What to produce: Show every line that has the string "data" in it.

Information supplied:

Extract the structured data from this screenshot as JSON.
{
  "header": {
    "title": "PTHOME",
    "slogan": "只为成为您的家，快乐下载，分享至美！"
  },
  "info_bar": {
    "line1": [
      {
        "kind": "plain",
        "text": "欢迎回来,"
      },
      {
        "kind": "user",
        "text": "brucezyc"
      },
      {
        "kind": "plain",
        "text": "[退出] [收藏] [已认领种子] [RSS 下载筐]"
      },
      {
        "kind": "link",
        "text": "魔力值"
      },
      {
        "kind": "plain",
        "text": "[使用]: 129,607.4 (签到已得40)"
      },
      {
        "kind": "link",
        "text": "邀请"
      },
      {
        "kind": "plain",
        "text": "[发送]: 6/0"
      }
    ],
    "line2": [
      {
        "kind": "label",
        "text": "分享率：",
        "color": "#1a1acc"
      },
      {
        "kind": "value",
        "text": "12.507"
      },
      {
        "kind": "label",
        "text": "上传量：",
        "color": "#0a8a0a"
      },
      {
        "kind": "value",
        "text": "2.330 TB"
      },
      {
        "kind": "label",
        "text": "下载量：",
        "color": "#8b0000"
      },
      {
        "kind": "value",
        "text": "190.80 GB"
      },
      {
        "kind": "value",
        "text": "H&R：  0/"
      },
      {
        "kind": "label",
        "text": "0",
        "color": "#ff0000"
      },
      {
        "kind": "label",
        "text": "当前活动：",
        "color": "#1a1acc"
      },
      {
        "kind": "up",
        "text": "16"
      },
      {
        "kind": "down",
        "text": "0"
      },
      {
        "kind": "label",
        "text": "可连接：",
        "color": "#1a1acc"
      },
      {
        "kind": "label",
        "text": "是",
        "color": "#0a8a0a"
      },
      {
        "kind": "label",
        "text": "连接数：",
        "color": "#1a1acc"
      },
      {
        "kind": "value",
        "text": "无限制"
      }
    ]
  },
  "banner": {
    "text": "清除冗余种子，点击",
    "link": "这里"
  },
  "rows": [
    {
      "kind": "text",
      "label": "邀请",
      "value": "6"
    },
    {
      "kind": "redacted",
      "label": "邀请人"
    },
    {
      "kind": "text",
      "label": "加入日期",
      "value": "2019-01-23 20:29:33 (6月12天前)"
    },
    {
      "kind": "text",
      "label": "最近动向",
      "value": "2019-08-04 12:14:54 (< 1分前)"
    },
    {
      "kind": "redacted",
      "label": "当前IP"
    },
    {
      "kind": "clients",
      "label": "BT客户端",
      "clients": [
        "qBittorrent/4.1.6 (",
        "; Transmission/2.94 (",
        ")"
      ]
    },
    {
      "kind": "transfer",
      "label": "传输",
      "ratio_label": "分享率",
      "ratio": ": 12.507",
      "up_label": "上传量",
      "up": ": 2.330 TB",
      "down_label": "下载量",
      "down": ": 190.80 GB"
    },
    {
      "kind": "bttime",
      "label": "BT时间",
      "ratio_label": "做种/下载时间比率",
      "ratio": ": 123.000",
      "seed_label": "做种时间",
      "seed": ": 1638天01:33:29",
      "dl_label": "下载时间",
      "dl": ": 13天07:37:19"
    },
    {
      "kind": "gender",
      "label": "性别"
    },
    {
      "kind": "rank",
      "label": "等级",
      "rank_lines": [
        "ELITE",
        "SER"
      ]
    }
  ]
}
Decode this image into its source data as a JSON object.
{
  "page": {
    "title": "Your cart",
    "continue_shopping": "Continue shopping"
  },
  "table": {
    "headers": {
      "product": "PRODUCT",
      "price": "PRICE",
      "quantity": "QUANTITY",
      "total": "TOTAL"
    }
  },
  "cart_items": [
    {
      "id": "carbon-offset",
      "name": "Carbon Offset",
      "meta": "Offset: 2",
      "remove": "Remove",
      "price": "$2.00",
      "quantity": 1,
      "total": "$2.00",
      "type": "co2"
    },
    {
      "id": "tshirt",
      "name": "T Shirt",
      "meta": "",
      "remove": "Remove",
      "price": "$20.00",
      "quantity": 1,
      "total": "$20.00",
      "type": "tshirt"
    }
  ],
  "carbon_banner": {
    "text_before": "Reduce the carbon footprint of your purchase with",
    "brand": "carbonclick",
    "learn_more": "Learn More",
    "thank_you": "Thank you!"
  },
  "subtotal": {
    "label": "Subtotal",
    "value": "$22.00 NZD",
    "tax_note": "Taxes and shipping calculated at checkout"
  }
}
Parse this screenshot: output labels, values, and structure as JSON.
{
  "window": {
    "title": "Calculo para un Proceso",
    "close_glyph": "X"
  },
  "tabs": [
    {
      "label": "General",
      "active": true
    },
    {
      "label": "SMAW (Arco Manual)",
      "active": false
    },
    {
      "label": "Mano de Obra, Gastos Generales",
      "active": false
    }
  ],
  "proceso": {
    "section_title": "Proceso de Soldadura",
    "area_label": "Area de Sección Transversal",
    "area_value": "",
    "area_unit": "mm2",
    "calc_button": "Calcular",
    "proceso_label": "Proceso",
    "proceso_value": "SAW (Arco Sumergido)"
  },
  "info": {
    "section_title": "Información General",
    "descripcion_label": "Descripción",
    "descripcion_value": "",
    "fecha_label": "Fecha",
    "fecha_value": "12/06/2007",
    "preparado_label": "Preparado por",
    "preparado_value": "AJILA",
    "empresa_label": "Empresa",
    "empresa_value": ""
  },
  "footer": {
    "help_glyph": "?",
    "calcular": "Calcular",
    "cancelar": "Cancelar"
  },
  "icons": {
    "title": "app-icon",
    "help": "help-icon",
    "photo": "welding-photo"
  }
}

Finished task:
Extract the structured data from this screenshot as JSON.
Decode this image into its source data as a JSON object.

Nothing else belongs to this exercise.